> **WHAT TO WORK ON**
Look through the material below. Copy each line that contains the string "from".
______________________________
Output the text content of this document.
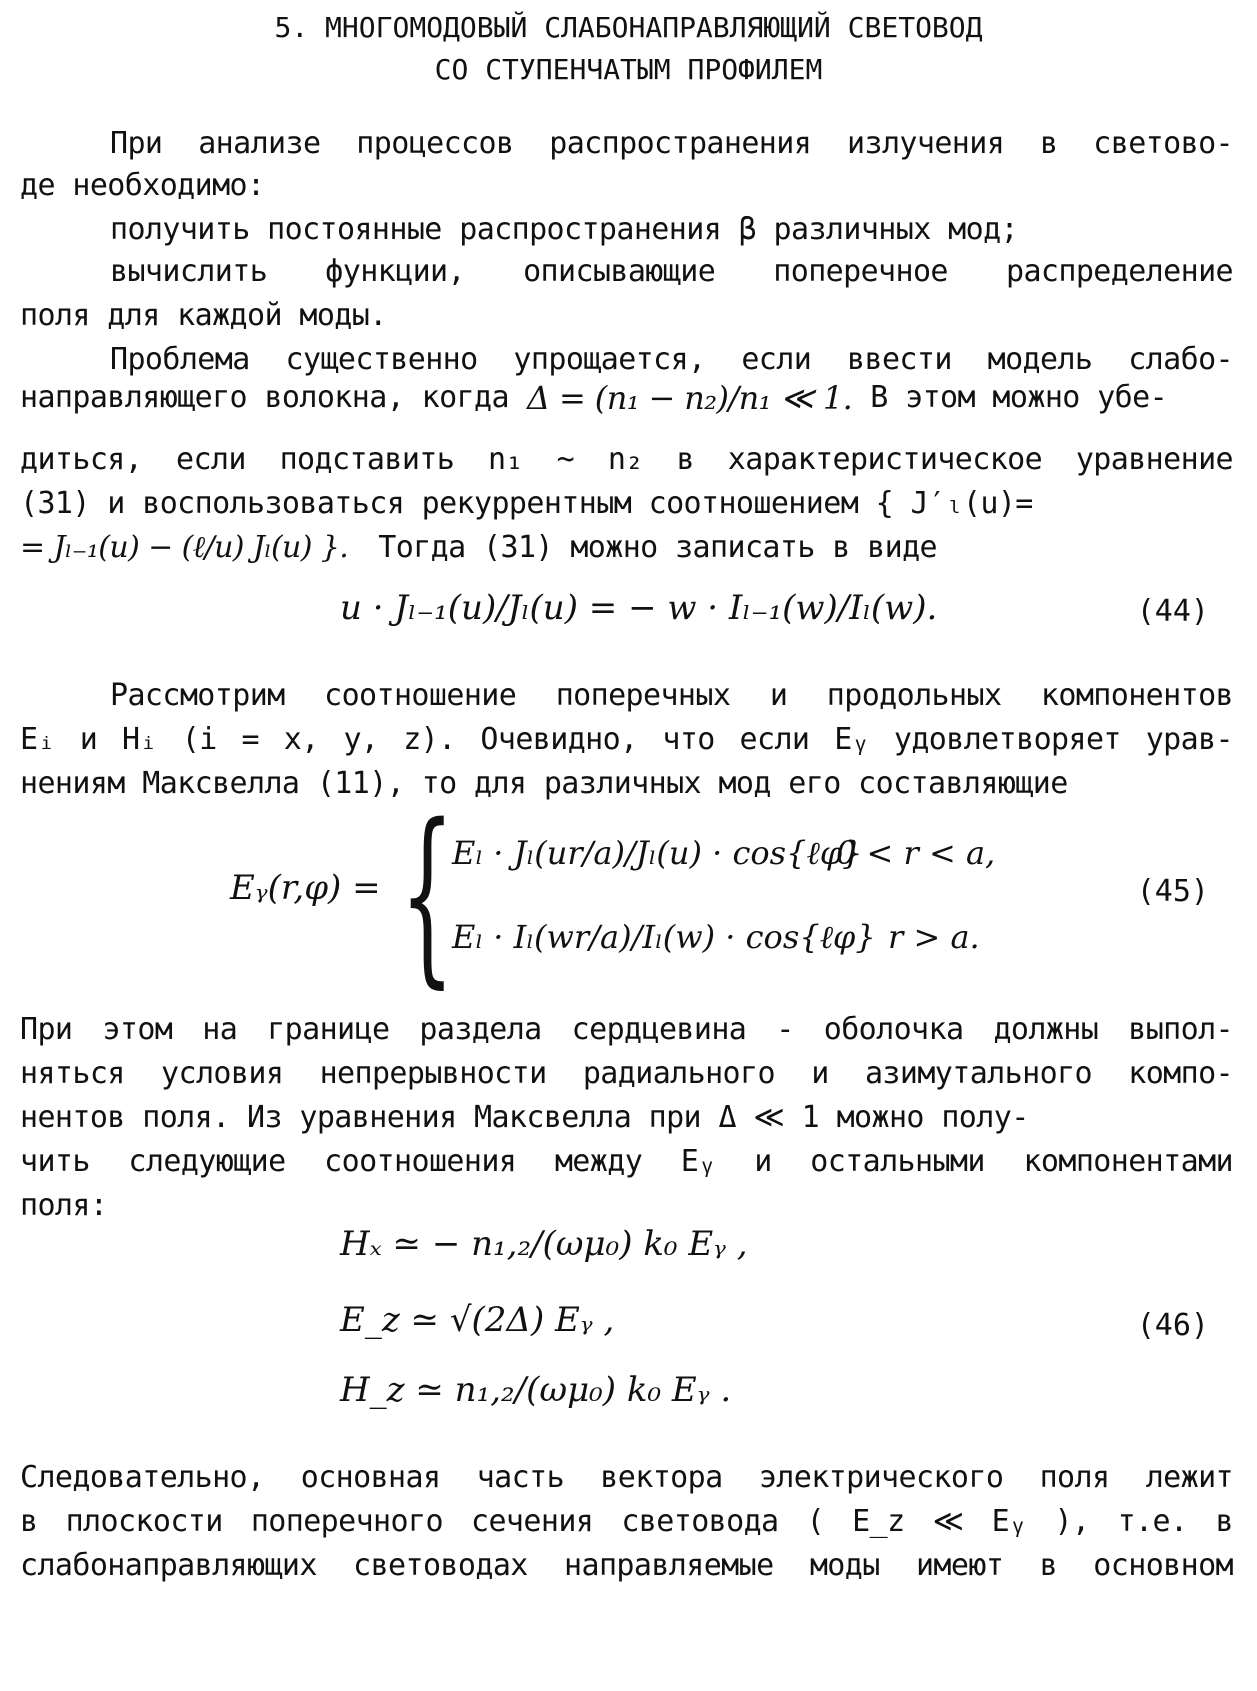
5. МНОГОМОДОВЫЙ СЛАБОНАПРАВЛЯЮЩИЙ СВЕТОВОД
СО СТУПЕНЧАТЫМ ПРОФИЛЕМ
При анализе процессов распространения излучения в светово-
де необходимо:
получить постоянные распространения β различных мод;
вычислить функции, описывающие поперечное распределение
поля для каждой моды.
Проблема существенно упрощается, если ввести модель слабо-
направляющего волокна, когда Δ = (n₁ − n₂)/n₁ ≪ 1. В этом можно убе-
диться, если подставить n₁ ~ n₂ в характеристическое уравнение
(31) и воспользоваться рекуррентным соотношением { J′ₗ(u)=
= Jₗ₋₁(u) − (ℓ/u) Jₗ(u) }. Тогда (31) можно записать в виде
u · Jₗ₋₁(u)/Jₗ(u) = − w · Iₗ₋₁(w)/Iₗ(w).	(44)
Рассмотрим соотношение поперечных и продольных компонентов
Eᵢ и Hᵢ (i = x, y, z). Очевидно, что если Eᵧ удовлетворяет урав-
нениям Максвелла (11), то для различных мод его составляющие
Eᵧ(r,φ) = {
Eₗ · Jₗ(ur/a)/Jₗ(u) · cos{ℓφ}
0 < r < a,
Eₗ · Iₗ(wr/a)/Iₗ(w) · cos{ℓφ} r > a.
(45)
При этом на границе раздела сердцевина - оболочка должны выпол-
няться условия непрерывности радиального и азимутального компо-
нентов поля. Из уравнения Максвелла при Δ ≪ 1 можно полу-
чить следующие соотношения между Eᵧ и остальными компонентами
поля:
Hₓ ≃ − n₁,₂/(ωμ₀) k₀ Eᵧ ,
E_z ≃ √(2Δ) Eᵧ ,
H_z ≃ n₁,₂/(ωμ₀) k₀ Eᵧ .
(46)
Следовательно, основная часть вектора электрического поля лежит
в плоскости поперечного сечения световода ( E_z ≪ Eᵧ ), т.е. в
слабонаправляющих световодах направляемые моды имеют в основном
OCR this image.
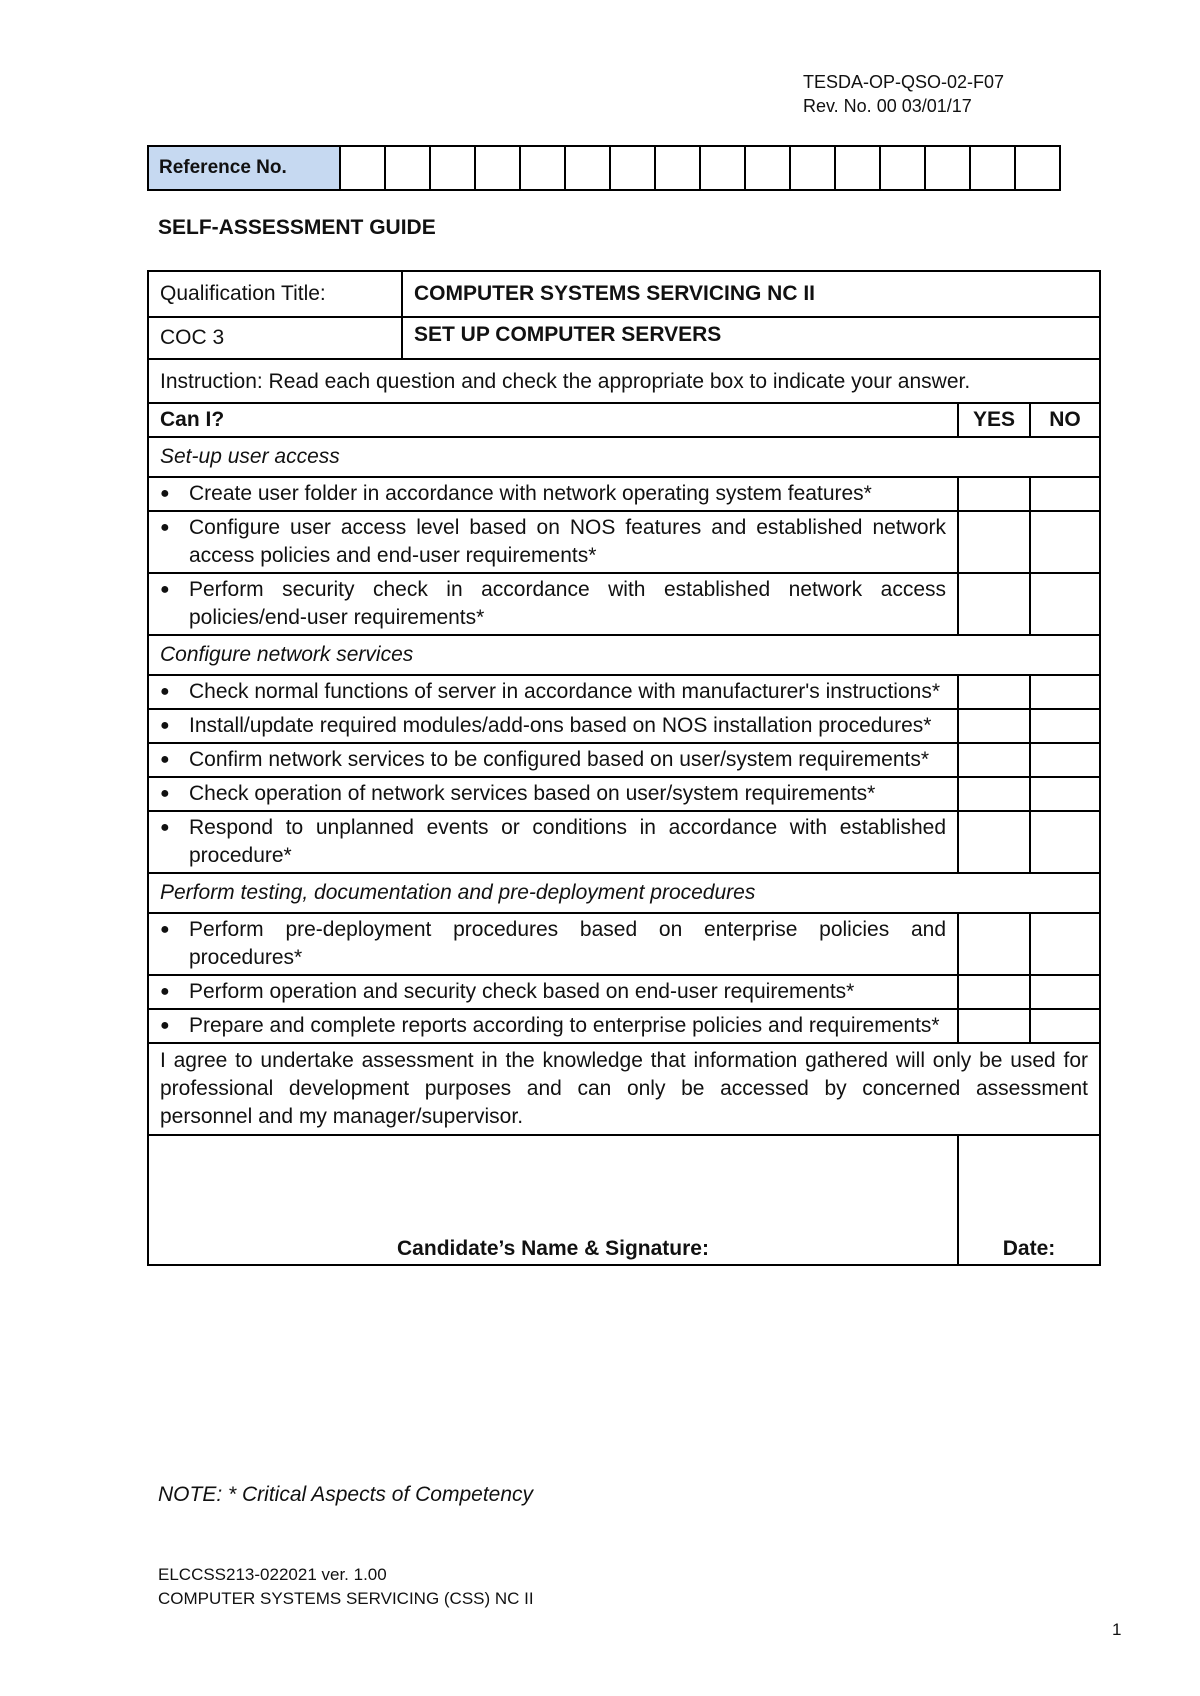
TESDA-OP-QSO-02-F07
Rev. No. 00 03/01/17
Reference No.																
SELF-ASSESSMENT GUIDE
Qualification Title:	COMPUTER SYSTEMS SERVICING NC II		
COC 3	SET UP COMPUTER SERVERS		
Instruction: Read each question and check the appropriate box to indicate your answer.			
Can I?		YES	NO
Set-up user access			

● Create user folder in accordance with network operating system features*			

● Configure user access level based on NOS features and established network access policies and end-user requirements*			

● Perform security check in accordance with established network access policies/end-user requirements*			

Configure network services			

● Check normal functions of server in accordance with manufacturer's instructions*			

● Install/update required modules/add-ons based on NOS installation procedures*			

● Confirm network services to be configured based on user/system requirements*			

● Check operation of network services based on user/system requirements*			

● Respond to unplanned events or conditions in accordance with established procedure*			

Perform testing, documentation and pre-deployment procedures			

● Perform pre-deployment procedures based on enterprise policies and procedures*			

● Perform operation and security check based on end-user requirements*			

● Prepare and complete reports according to enterprise policies and requirements*			

I agree to undertake assessment in the knowledge that information gathered will only be used for professional development purposes and can only be accessed by concerned assessment personnel and my manager/supervisor.			

Candidate’s Name & Signature:		Date:	
NOTE: * Critical Aspects of Competency
ELCCSS213-022021 ver. 1.00
COMPUTER SYSTEMS SERVICING (CSS) NC II
1
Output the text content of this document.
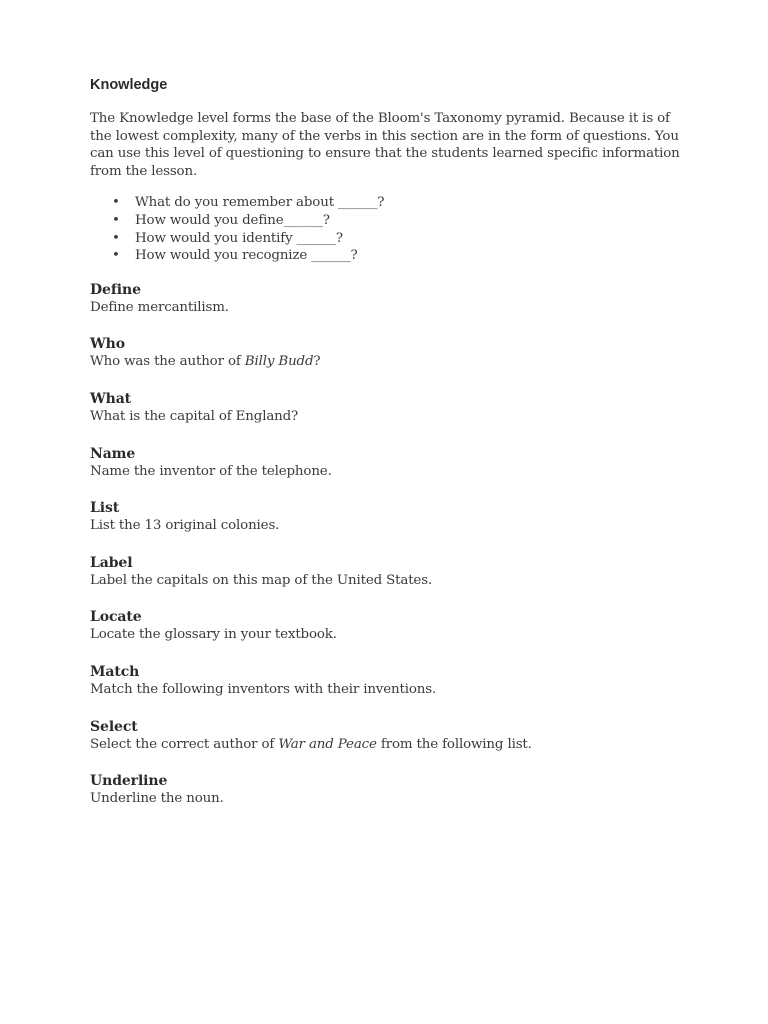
Knowledge
The Knowledge level forms the base of the Bloom's Taxonomy pyramid. Because it is of the lowest complexity, many of the verbs in this section are in the form of questions. You can use this level of questioning to ensure that the students learned specific information from the lesson.
• What do you remember about ______?
• How would you define______?
• How would you identify ______?
• How would you recognize ______?
Define
Define mercantilism.
Who
Who was the author of Billy Budd?
What
What is the capital of England?
Name
Name the inventor of the telephone.
List
List the 13 original colonies.
Label
Label the capitals on this map of the United States.
Locate
Locate the glossary in your textbook.
Match
Match the following inventors with their inventions.
Select
Select the correct author of War and Peace from the following list.
Underline
Underline the noun.
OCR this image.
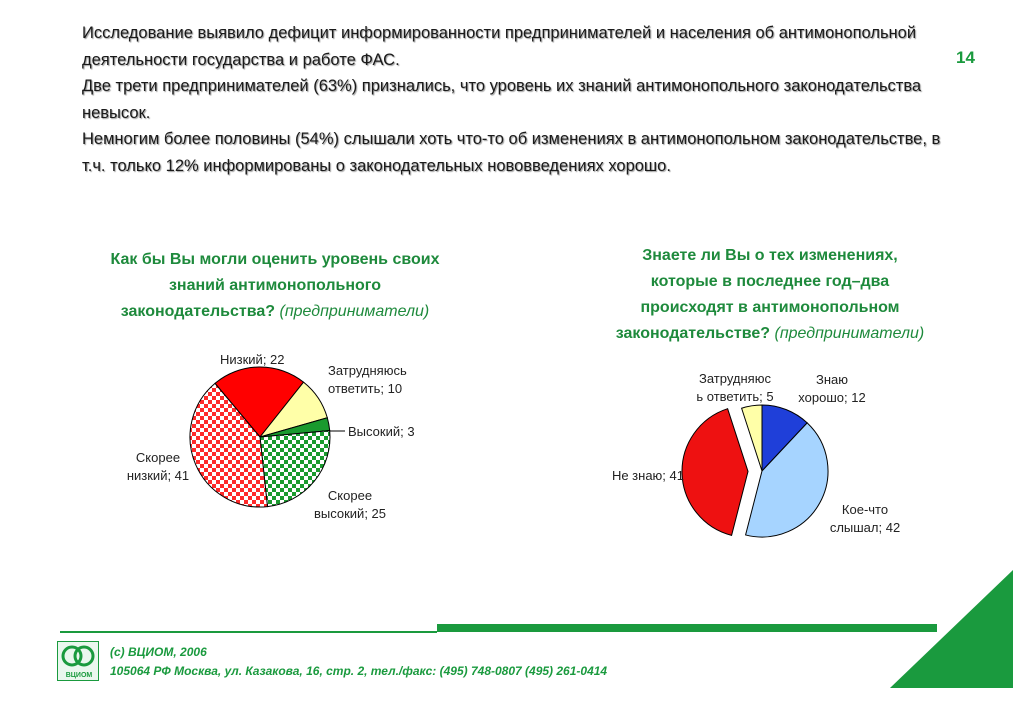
Исследование выявило дефицит информированности предпринимателей и населения об антимонопольной деятельности государства и работе ФАС.

Две трети предпринимателей (63%) признались, что уровень их знаний антимонопольного законодательства невысок.

Немногим более половины (54%) слышали хоть что-то об изменениях в антимонопольном законодательстве, в т.ч. только 12% информированы о законодательных нововведениях хорошо.

14
Как бы Вы могли оценить уровень своих
знаний антимонопольного
законодательства? (предприниматели)
Знаете ли Вы о тех изменениях,
которые в последнее год–два
происходят в антимонопольном
законодательстве? (предприниматели)
Низкий; 22
Затрудняюсь ответить; 10
Высокий; 3
Скорее высокий; 25
Скорее низкий; 41
Знаю хорошо; 12
Кое-что слышал; 42
Не знаю; 41
Затрудняюс ь ответить; 5
ВЦИОМ
(c) ВЦИОМ, 2006
105064 РФ Москва, ул. Казакова, 16, стр. 2, тел./факс: (495) 748-0807 (495) 261-0414
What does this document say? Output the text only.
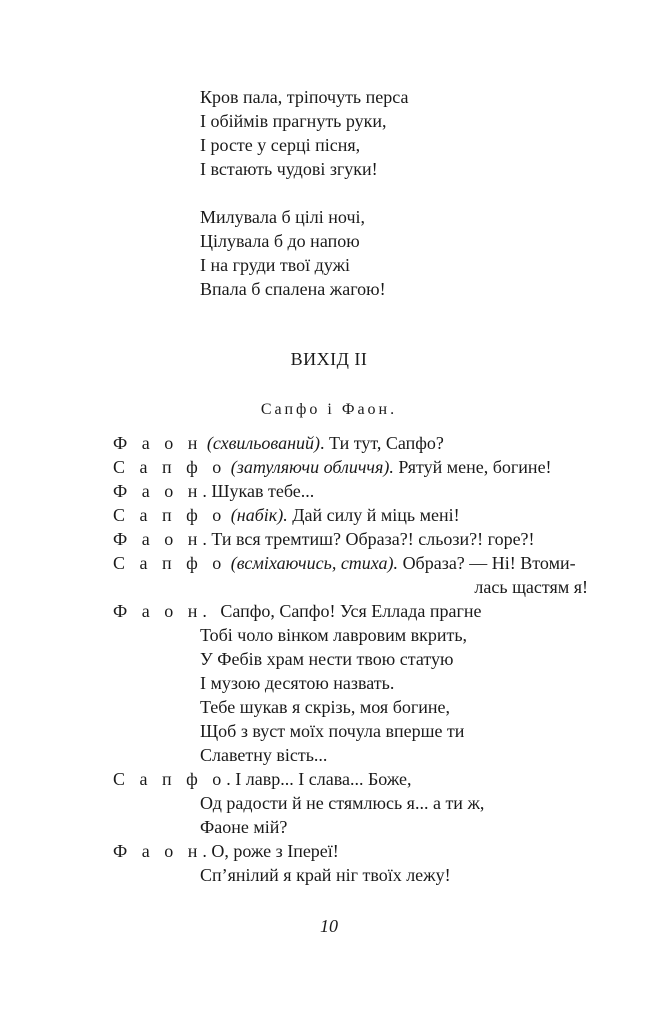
Кров пала, тріпочуть перса
І обіймів прагнуть руки,
І росте у серці пісня,
І встають чудові згуки!
Милувала б цілі ночі,
Цілувала б до напою
І на груди твої дужі
Впала б спалена жагою!
ВИХІД II
Сапфо і Фаон.
Ф а о н (схвильований). Ти тут, Сапфо?
С а п ф о (затуляючи обличчя). Рятуй мене, богине!
Ф а о н. Шукав тебе...
С а п ф о (набік). Дай силу й міць мені!
Ф а о н. Ти вся тремтиш? Образа?! сльози?! горе?!
С а п ф о (всміхаючись, стиха). Образа? — Ні! Втоми-
лась щастям я!
Ф а о н.   Сапфо, Сапфо! Уся Еллада прагне
Тобі чоло вінком лавровим вкрить,
У Фебів храм нести твою статую
І музою десятою назвать.
Тебе шукав я скрізь, моя богине,
Щоб з вуст моїх почула вперше ти
Славетну вість...
С а п ф о. І лавр... І слава... Боже,
Од радости й не стямлюсь я... а ти ж,
Фаоне мій?
Ф а о н. О, роже з Іпереї!
Сп’янілий я край ніг твоїх лежу!
10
______________________________
> **EXERCISE SOLUTION**
The Knowledge level forms the base of the Bloom's Taxonomy pyramid. Because it is of the lowest complexity, many of the verbs in this section are in the form of questions. You can use this level of questioning to ensure that the students learned specific information from the lesson.
Select the correct author of War and Peace from the following list.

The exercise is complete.